(Job) Among the entries that follow, tally the lines with the string "East". Give no more than the number.

══════════

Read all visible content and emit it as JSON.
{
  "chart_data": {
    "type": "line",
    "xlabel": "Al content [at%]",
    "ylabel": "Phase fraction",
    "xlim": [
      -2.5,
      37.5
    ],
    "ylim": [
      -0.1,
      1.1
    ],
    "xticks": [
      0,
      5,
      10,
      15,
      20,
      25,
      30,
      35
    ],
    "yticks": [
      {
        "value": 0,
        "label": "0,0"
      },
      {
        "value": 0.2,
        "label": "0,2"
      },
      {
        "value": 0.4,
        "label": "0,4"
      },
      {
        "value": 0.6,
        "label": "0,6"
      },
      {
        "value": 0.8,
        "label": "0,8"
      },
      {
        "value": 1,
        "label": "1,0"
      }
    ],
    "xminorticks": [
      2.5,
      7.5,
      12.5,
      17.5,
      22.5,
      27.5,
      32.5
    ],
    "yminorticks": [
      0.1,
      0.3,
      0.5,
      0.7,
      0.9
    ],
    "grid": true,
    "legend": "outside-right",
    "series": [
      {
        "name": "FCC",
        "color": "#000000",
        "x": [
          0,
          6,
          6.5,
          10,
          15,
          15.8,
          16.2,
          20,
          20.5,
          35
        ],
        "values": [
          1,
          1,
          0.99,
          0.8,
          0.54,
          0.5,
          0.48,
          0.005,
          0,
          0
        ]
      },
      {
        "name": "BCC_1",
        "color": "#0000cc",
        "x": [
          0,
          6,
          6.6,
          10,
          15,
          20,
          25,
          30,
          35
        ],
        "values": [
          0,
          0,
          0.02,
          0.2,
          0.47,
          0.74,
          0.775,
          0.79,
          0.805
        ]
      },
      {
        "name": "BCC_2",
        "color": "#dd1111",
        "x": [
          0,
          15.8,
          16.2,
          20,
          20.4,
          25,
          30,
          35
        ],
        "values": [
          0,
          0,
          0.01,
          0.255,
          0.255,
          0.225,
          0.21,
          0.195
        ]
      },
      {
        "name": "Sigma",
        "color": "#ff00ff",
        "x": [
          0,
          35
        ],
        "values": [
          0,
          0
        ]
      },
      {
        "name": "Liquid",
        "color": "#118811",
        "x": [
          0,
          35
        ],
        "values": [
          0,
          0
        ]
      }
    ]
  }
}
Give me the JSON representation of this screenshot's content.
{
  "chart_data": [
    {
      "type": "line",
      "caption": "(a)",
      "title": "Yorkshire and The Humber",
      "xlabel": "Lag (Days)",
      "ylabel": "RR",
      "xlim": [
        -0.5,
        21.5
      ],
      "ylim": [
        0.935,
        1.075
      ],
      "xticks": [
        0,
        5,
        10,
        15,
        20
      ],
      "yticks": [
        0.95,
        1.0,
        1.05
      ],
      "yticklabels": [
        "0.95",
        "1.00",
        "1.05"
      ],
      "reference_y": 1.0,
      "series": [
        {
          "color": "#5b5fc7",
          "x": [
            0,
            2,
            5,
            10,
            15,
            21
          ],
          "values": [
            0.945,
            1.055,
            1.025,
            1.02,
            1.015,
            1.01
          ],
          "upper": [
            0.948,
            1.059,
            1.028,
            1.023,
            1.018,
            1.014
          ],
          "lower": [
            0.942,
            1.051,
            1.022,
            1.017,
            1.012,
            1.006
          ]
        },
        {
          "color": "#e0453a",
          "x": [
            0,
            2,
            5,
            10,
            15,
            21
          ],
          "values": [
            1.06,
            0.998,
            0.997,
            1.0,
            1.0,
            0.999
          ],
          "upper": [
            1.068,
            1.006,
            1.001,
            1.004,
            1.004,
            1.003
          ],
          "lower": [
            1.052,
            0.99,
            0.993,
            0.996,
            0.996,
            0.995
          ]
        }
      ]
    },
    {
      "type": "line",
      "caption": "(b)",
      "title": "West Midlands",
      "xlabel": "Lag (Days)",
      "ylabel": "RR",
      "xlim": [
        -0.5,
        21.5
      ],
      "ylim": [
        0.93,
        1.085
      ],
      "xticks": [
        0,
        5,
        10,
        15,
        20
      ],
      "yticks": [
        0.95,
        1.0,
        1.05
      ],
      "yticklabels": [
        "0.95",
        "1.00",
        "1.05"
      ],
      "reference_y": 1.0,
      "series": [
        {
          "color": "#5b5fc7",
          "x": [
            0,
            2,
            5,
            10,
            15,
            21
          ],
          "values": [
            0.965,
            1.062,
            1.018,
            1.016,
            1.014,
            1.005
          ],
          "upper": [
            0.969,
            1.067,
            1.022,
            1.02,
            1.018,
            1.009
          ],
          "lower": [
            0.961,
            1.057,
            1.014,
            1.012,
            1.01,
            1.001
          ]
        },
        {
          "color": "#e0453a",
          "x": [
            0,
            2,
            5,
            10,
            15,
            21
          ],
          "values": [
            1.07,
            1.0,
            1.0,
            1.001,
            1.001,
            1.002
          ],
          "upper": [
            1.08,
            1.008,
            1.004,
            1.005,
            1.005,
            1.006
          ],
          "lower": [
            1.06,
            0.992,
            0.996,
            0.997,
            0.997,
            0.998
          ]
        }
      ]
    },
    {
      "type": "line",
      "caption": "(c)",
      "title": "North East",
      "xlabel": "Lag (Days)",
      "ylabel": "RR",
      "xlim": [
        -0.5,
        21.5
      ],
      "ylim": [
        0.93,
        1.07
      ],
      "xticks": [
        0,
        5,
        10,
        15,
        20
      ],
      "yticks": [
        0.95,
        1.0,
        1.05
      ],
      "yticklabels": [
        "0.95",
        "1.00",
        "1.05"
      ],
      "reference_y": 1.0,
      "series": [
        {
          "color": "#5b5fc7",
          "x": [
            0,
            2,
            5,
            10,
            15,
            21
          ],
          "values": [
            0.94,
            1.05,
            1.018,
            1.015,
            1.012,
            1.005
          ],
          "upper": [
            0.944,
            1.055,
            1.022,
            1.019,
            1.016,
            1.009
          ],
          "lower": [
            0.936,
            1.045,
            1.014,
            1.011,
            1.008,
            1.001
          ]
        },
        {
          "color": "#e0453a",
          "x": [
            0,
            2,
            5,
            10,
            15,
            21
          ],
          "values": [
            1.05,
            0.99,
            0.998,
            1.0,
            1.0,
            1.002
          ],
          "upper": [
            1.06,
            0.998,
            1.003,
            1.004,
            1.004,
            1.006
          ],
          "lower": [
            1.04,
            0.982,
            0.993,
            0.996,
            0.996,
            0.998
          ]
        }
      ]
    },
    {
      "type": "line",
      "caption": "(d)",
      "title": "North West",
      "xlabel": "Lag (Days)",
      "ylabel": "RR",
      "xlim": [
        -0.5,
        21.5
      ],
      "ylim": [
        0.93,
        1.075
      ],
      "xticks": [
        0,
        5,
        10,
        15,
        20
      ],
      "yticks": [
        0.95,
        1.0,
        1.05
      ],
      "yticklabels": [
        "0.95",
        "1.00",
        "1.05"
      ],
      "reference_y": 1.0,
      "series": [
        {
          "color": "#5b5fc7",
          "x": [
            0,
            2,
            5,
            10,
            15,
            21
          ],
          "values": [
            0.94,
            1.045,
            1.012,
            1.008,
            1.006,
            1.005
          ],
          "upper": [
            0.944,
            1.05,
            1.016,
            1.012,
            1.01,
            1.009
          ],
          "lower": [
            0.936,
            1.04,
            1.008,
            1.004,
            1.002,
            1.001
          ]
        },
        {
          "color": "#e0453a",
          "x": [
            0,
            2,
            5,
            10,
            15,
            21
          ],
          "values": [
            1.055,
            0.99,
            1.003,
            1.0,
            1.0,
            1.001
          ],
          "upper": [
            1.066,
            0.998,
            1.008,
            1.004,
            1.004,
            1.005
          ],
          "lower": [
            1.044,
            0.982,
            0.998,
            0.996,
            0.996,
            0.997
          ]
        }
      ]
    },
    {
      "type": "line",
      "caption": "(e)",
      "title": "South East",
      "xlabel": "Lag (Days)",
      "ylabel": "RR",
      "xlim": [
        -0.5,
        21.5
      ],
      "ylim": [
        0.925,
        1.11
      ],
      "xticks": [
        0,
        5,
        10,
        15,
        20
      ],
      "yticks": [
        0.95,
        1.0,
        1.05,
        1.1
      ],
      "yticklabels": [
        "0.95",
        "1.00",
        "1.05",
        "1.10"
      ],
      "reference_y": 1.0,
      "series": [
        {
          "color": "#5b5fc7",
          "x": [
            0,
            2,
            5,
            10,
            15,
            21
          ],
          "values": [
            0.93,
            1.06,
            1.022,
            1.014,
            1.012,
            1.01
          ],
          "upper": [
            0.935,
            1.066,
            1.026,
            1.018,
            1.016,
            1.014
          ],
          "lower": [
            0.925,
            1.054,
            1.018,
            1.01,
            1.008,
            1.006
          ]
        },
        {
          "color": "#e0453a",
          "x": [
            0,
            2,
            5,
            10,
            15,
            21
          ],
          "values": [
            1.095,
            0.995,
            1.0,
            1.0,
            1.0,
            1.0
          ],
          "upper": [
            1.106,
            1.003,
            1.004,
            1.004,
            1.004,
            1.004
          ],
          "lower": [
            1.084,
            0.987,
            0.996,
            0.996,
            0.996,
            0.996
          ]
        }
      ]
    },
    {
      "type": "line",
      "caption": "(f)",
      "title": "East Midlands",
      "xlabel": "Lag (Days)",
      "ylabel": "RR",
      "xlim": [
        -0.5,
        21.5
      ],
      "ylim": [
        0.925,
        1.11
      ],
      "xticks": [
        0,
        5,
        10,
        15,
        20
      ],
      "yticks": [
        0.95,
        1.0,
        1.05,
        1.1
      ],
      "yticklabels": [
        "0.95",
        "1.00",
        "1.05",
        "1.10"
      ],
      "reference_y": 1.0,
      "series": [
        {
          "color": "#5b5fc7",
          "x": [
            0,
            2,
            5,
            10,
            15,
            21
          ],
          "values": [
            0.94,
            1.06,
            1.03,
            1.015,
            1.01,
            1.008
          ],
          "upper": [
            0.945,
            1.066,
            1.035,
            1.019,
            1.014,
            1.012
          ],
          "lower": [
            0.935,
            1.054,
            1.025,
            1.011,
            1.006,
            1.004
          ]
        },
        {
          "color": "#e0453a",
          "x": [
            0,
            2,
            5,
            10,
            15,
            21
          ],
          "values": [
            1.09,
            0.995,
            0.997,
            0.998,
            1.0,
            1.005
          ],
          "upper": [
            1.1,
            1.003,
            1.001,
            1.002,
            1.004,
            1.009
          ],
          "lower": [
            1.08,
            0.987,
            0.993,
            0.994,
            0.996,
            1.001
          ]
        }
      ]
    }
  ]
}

══════════

(Expected answer) 3